> **GIVEN TASK**:
Look at each line of the records and count those with "Randall" in them. Please answer with the count alone.

> **THE INPUT**:
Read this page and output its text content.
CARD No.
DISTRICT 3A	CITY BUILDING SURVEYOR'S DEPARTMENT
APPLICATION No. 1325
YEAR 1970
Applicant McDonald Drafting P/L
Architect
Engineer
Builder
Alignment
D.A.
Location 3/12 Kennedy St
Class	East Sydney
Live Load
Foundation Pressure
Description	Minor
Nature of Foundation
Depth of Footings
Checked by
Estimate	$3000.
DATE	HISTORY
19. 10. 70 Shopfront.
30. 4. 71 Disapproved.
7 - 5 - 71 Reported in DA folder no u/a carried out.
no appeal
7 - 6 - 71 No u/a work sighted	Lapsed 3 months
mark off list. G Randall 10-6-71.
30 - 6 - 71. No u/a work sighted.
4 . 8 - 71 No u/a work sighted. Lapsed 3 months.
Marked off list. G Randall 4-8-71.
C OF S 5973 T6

> **EXERCISE RESPONSE**:
2